### Information given ###
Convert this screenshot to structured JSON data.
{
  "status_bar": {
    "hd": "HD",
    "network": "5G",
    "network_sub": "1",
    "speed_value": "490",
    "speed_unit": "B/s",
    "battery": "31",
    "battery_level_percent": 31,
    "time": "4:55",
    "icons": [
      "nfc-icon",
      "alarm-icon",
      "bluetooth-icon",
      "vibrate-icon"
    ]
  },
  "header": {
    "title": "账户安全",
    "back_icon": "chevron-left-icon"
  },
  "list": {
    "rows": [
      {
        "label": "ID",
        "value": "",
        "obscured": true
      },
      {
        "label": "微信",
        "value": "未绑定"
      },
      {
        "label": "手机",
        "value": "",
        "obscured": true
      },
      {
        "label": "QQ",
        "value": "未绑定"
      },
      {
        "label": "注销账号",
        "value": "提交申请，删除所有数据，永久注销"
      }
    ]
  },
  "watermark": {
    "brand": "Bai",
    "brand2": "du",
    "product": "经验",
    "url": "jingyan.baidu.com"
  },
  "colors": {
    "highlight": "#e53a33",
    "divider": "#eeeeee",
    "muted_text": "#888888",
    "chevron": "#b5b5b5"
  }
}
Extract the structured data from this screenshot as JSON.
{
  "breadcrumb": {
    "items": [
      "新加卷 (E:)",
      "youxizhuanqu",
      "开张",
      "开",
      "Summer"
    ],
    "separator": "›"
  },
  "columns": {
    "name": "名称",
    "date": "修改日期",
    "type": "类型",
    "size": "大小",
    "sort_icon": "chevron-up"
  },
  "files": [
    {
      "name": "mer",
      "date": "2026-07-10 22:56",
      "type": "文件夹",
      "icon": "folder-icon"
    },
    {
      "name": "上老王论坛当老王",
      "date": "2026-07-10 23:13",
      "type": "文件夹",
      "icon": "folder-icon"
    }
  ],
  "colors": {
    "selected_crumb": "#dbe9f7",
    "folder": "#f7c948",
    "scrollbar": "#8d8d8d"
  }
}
###
Exercise goal
The lines to quote run from the one containing "Extract the structured" through the final line of the material above; please give them exactly, both ends included, and nothing else.

Task solution
Extract the structured data from this screenshot as JSON.
{
  "breadcrumb": {
    "items": [
      "新加卷 (E:)",
      "youxizhuanqu",
      "开张",
      "开",
      "Summer"
    ],
    "separator": "›"
  },
  "columns": {
    "name": "名称",
    "date": "修改日期",
    "type": "类型",
    "size": "大小",
    "sort_icon": "chevron-up"
  },
  "files": [
    {
      "name": "mer",
      "date": "2026-07-10 22:56",
      "type": "文件夹",
      "icon": "folder-icon"
    },
    {
      "name": "上老王论坛当老王",
      "date": "2026-07-10 23:13",
      "type": "文件夹",
      "icon": "folder-icon"
    }
  ],
  "colors": {
    "selected_crumb": "#dbe9f7",
    "folder": "#f7c948",
    "scrollbar": "#8d8d8d"
  }
}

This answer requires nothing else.